Every record below is to be retyped exactly.

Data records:

[START]

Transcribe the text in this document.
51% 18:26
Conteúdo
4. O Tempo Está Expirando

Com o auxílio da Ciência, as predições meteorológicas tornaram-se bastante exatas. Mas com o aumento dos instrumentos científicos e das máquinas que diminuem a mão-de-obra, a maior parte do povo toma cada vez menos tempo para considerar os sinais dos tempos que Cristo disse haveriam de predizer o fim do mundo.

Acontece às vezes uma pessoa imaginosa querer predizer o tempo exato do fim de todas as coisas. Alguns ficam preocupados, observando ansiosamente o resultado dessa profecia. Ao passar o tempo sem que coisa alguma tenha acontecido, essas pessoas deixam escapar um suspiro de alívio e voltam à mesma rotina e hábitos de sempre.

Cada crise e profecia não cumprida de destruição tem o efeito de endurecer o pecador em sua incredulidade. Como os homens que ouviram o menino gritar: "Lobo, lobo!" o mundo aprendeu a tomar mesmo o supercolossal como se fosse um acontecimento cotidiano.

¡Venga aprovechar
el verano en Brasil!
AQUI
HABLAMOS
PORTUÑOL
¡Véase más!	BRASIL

[END]

● **Solution**:
Transcribe the text in this document.
51% 18:26
Conteúdo
4. O Tempo Está Expirando

Com o auxílio da Ciência, as predições meteorológicas tornaram-se bastante exatas. Mas com o aumento dos instrumentos científicos e das máquinas que diminuem a mão-de-obra, a maior parte do povo toma cada vez menos tempo para considerar os sinais dos tempos que Cristo disse haveriam de predizer o fim do mundo.

Acontece às vezes uma pessoa imaginosa querer predizer o tempo exato do fim de todas as coisas. Alguns ficam preocupados, observando ansiosamente o resultado dessa profecia. Ao passar o tempo sem que coisa alguma tenha acontecido, essas pessoas deixam escapar um suspiro de alívio e voltam à mesma rotina e hábitos de sempre.

Cada crise e profecia não cumprida de destruição tem o efeito de endurecer o pecador em sua incredulidade. Como os homens que ouviram o menino gritar: "Lobo, lobo!" o mundo aprendeu a tomar mesmo o supercolossal como se fosse um acontecimento cotidiano.

¡Venga aprovechar
el verano en Brasil!
AQUI
HABLAMOS
PORTUÑOL
¡Véase más!	BRASIL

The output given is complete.